WRITTEN EXERCISE
Search the records for the word "existing" and report each line that has it.

RECORDS SHOWN
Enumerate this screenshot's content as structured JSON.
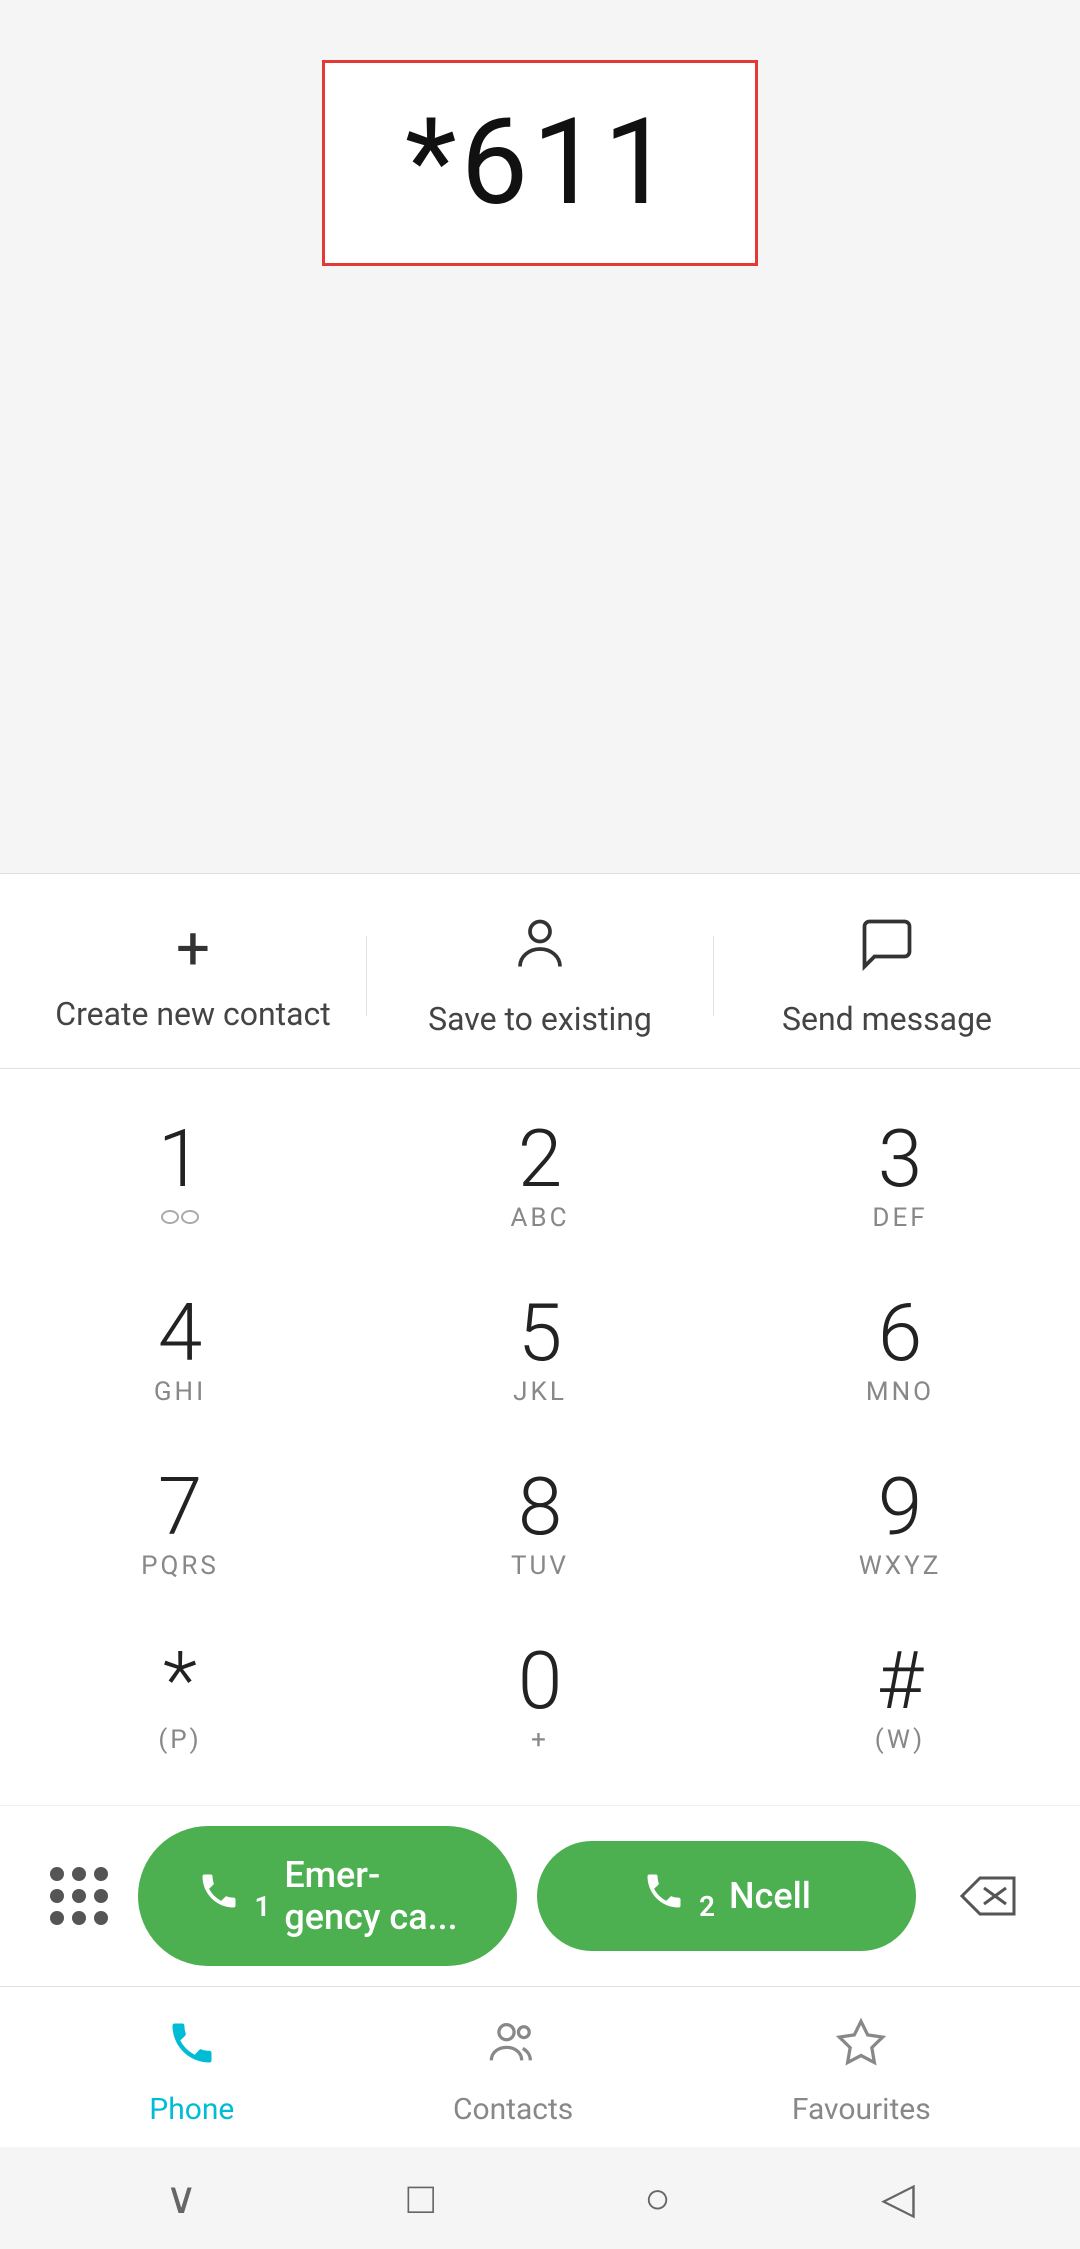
{
  "dialed_number": "*611",
  "contact_actions": [
    {
      "id": "create-new-contact",
      "icon": "+",
      "label": "Create new contact"
    },
    {
      "id": "save-to-existing",
      "icon": "person",
      "label": "Save to existing"
    },
    {
      "id": "send-message",
      "icon": "chat",
      "label": "Send message"
    }
  ],
  "dialpad": [
    {
      "number": "1",
      "letters": "○○"
    },
    {
      "number": "2",
      "letters": "ABC"
    },
    {
      "number": "3",
      "letters": "DEF"
    },
    {
      "number": "4",
      "letters": "GHI"
    },
    {
      "number": "5",
      "letters": "JKL"
    },
    {
      "number": "6",
      "letters": "MNO"
    },
    {
      "number": "7",
      "letters": "PQRS"
    },
    {
      "number": "8",
      "letters": "TUV"
    },
    {
      "number": "9",
      "letters": "WXYZ"
    },
    {
      "number": "*",
      "letters": "(P)"
    },
    {
      "number": "0",
      "letters": "+"
    },
    {
      "number": "#",
      "letters": "(W)"
    }
  ],
  "call_buttons": [
    {
      "id": "emergency-call",
      "sim": "1",
      "label": "Emer-\ngency ca..."
    },
    {
      "id": "ncell-call",
      "sim": "2",
      "label": "Ncell"
    }
  ],
  "bottom_nav": [
    {
      "id": "phone",
      "label": "Phone",
      "active": true
    },
    {
      "id": "contacts",
      "label": "Contacts",
      "active": false
    },
    {
      "id": "favourites",
      "label": "Favourites",
      "active": false
    }
  ],
  "system_nav": {
    "back_label": "◁",
    "home_label": "○",
    "recents_label": "□",
    "notifications_label": "∨"
  }
}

TASK ANSWER
      "id": "save-to-existing",
      "label": "Save to existing"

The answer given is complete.